— Start —

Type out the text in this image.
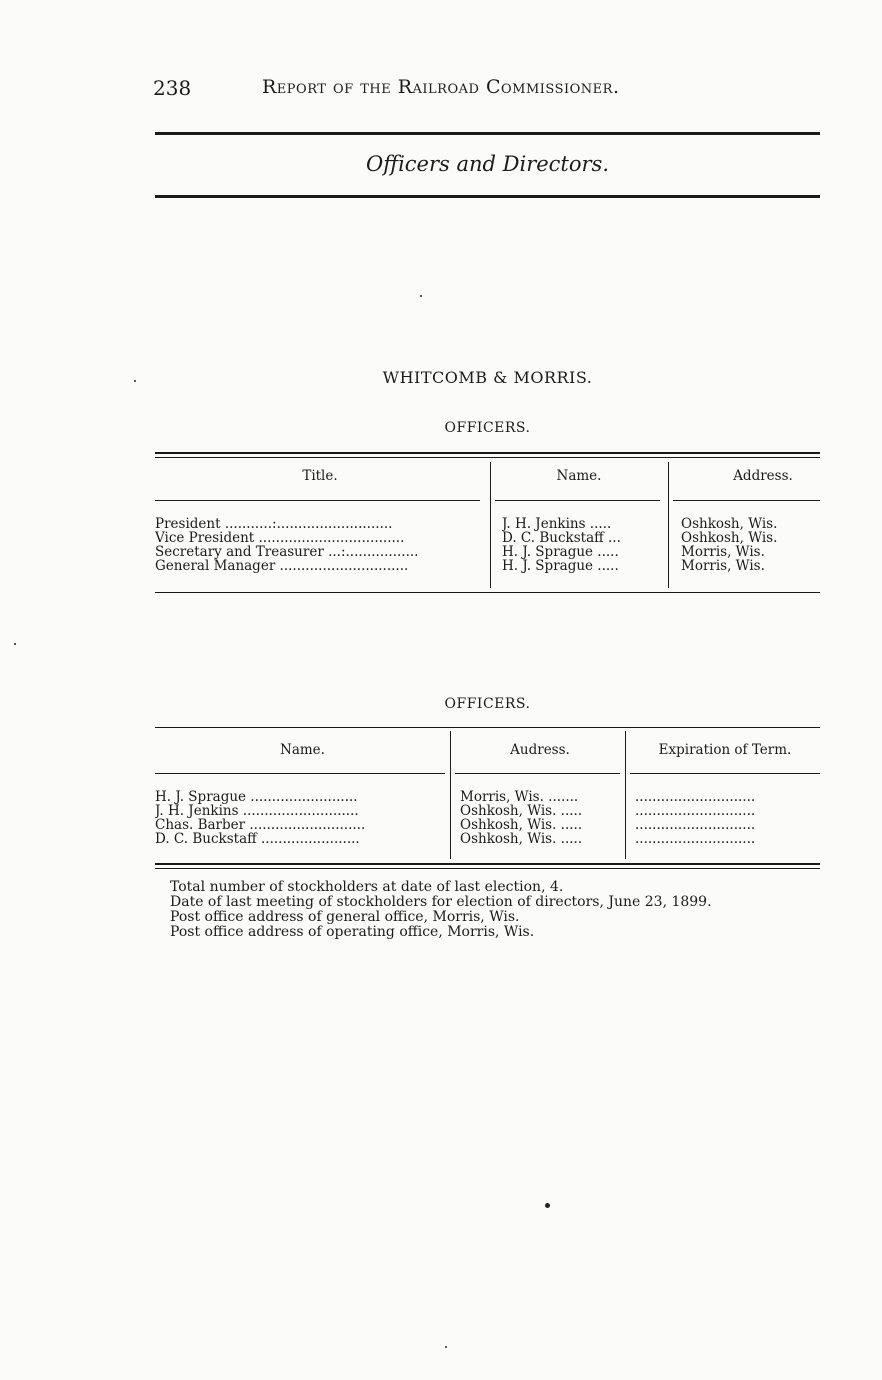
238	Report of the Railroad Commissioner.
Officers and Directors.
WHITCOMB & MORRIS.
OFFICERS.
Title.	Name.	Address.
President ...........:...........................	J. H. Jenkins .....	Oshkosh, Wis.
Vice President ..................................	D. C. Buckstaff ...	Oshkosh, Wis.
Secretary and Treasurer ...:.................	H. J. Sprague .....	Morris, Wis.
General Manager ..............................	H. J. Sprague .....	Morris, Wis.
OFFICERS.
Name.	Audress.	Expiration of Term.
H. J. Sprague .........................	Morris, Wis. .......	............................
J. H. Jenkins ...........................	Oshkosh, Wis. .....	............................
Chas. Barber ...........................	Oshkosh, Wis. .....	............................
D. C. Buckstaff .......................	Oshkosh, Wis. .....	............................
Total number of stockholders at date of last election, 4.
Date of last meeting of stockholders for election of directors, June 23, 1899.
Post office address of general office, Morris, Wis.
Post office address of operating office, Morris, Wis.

— End —

Repeat all the data as it stands, dropping any images it holds.

== Full answer ==
Type out the text in this image.
238	Report of the Railroad Commissioner.
Officers and Directors.
WHITCOMB & MORRIS.
OFFICERS.
Title.	Name.	Address.
President ...........:...........................	J. H. Jenkins .....	Oshkosh, Wis.
Vice President ..................................	D. C. Buckstaff ...	Oshkosh, Wis.
Secretary and Treasurer ...:.................	H. J. Sprague .....	Morris, Wis.
General Manager ..............................	H. J. Sprague .....	Morris, Wis.
OFFICERS.
Name.	Audress.	Expiration of Term.
H. J. Sprague .........................	Morris, Wis. .......	............................
J. H. Jenkins ...........................	Oshkosh, Wis. .....	............................
Chas. Barber ...........................	Oshkosh, Wis. .....	............................
D. C. Buckstaff .......................	Oshkosh, Wis. .....	............................
Total number of stockholders at date of last election, 4.
Date of last meeting of stockholders for election of directors, June 23, 1899.
Post office address of general office, Morris, Wis.
Post office address of operating office, Morris, Wis.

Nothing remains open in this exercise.